### [Selected text]
===============
Apr 19, 2010

Spring is here!

Once again I come to you with my apologies for being so late. And, once again, I promise to tell you all the details of fabulous French adventure. I like the format I used in my last post; it made it easy for me to organise myself. So, who's ready for story time?

Chapitre 1: Les Vacances de Fevrier (II)

So in my last post I mentioned that I had played sports in the snow with my host brothers during the first week of the break. But what about that ever so mysterious 2nd week? What happened then? Read on to find out!

That Friday (February 19, I do believe) my host family and I headed back to the chalet, picking up a family friend at the gare (train station) as we went. When we got to the chalet we were greeted by another family already there (This was, of course, expected. It wasn't like some random creepy people who had decided to camp out in our chalet. Just FYI).

The next day I stayed at the chalet with the 2 kids in that family and played games (one my age, one a little younger) while everyone else went and did their own thing.

Sunday I got the chance to try something new: snowshoeing! Much like hiking, just on snow fields, it was quite simple. We ended up doing the same trail I did when we went hiking in October! There were several risky moments when we had to cross over avalanche trails, and at one point my host mom slipped and fell down one of the ravines! She didn't slide too far, luckily, and after much worrying she got safely up to the trail. After that we decided to turn back, and we headed to a nice little spot to eat lunch. Meanwhile we were all amused by the boy in the other family who entertained us by doing "the penguin" down each hill (sliding down on his stomach). In fact, it was so amusing that everyone decided to try, even the parents. Although, when my host mom went down she lost a snow shoe. It was then ,while we all laughed as she made her way over the field with one foot that stayed on top of the snow and one foot that sunk in just to her knees, that I realised exactly how practical snowshoes are!
===============
### [Data entries]
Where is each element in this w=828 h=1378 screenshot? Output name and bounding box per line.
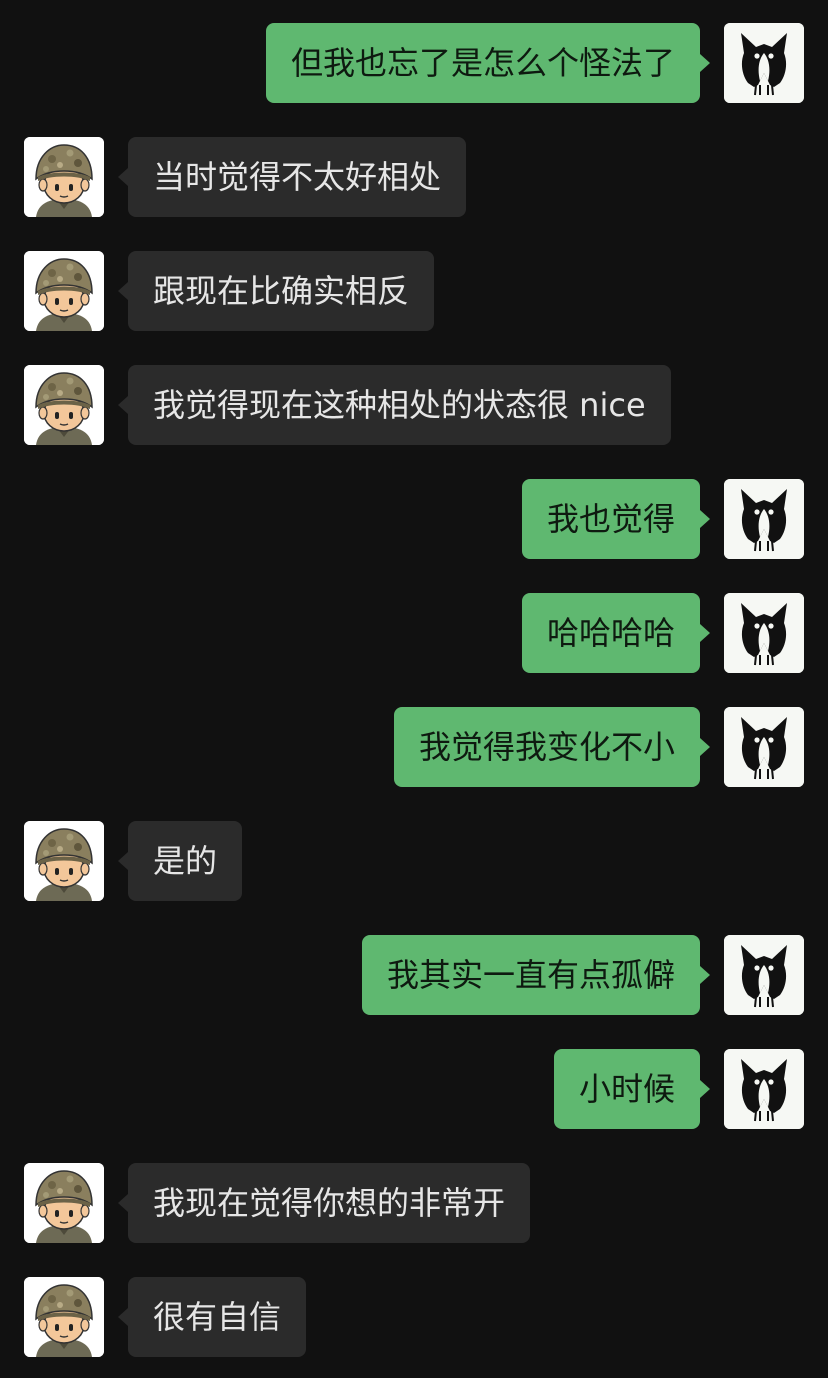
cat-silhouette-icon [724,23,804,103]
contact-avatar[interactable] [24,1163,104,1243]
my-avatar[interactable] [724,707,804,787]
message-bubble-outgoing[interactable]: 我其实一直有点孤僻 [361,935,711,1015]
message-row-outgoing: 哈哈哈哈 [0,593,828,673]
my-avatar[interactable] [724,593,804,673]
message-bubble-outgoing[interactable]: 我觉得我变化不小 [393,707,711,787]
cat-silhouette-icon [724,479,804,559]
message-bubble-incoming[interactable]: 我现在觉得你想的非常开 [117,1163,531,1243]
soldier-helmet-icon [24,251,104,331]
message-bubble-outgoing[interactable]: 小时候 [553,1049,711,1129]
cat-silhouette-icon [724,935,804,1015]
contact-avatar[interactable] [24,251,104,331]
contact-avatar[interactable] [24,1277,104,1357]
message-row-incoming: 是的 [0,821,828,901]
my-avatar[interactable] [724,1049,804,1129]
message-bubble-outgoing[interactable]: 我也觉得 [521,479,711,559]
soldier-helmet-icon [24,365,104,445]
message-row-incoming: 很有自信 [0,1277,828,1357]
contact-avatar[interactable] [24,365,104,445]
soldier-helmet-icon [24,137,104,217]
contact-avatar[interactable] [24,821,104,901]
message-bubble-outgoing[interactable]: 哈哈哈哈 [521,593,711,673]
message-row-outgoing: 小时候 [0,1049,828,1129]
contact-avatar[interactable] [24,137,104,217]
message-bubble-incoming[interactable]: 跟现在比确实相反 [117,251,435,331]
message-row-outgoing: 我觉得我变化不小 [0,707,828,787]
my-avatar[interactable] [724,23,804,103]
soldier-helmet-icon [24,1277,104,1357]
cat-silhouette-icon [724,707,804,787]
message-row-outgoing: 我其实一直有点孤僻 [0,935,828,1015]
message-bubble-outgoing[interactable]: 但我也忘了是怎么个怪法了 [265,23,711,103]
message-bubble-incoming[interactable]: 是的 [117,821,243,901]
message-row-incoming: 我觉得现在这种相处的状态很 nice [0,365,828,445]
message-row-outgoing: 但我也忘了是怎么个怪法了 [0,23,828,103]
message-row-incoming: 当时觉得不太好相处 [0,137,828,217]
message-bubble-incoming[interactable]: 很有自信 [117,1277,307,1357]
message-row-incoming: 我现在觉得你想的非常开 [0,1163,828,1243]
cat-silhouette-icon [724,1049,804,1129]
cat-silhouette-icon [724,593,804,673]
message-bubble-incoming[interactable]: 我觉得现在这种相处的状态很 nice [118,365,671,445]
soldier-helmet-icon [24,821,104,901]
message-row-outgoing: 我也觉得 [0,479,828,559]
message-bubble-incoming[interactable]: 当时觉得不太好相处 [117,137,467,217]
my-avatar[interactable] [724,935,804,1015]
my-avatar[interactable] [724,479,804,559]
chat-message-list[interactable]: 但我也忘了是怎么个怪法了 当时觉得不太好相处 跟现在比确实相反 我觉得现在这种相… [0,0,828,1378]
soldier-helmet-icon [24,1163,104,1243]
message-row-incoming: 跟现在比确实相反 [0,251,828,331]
===============
### [To do]
#1 Reproduce word for word the part of the records that opens with the line containing "cat-silhouette-icon [724,23,804,103]" and closes with the line containing "cat-silhouette-icon [724,479,804,559]".
#2 Resume the account of the February break at the chalet, picking up after its final sentence.
The records bear no relation to the text about the February holiday in France.

### [Answers]
#1
cat-silhouette-icon [724,23,804,103]
contact-avatar[interactable] [24,1163,104,1243]
my-avatar[interactable] [724,707,804,787]
message-bubble-outgoing[interactable]: 我其实一直有点孤僻 [361,935,711,1015]
message-row-outgoing: 哈哈哈哈 [0,593,828,673]
my-avatar[interactable] [724,593,804,673]
message-bubble-outgoing[interactable]: 我觉得我变化不小 [393,707,711,787]
cat-silhouette-icon [724,479,804,559]

#2
The lendemain I stayed at the chalet once again, this time with Antoine and the 2 other kids, instead of going snowshoeing with the adults. We went sledding down the big hill in the back yard, built 2 snow ramps, had a snowball fight, watched movies, and played games before everyone else came back. Then, that night, there was fondue dinner (yum!).

The next day the 2nd family left, and that night some other friends and the grandparents came over for a duck dinner. There were 2 other teens that came, and together we all hung out in the loft of the chalet.

Wednesday our company changed again as my host dad, the girl we picked up at the train station , and her mom left. But, in their place, one of my host cousins came to spend the rest of the sejour with us. That night, after playing some games and watching a movie, those of us left at the chalet (myself, Laurie (the cousin), my host mom, and Christophe)went to the pattinoire to see a skating show where the ice skaters gave us a glimpse of the winter Olympics (with little sketches of skiing, bobsledding, etc).

Thursday dawned bright and sunny, and my host mom proposed a half day of skiing. So, the four of us headed off for the slopes. At the beginning we all went off together, but after a little bit we ran into some friends and Christophe left to do things more on his level. But I was quite happy with my blues and greens, and this time it passed with less drama than the last time! The weather turned ugly, though, and sometimes there was such a cloud around the slope that I couldn't see more than a few meters ahead of me! Around 5:30 or so we called it quits and went to pick up Christophe, who had left with the family friends. We ended up staying at their chalet for a while before returning to our chalet, playing a game, watching a movie, and going to bed.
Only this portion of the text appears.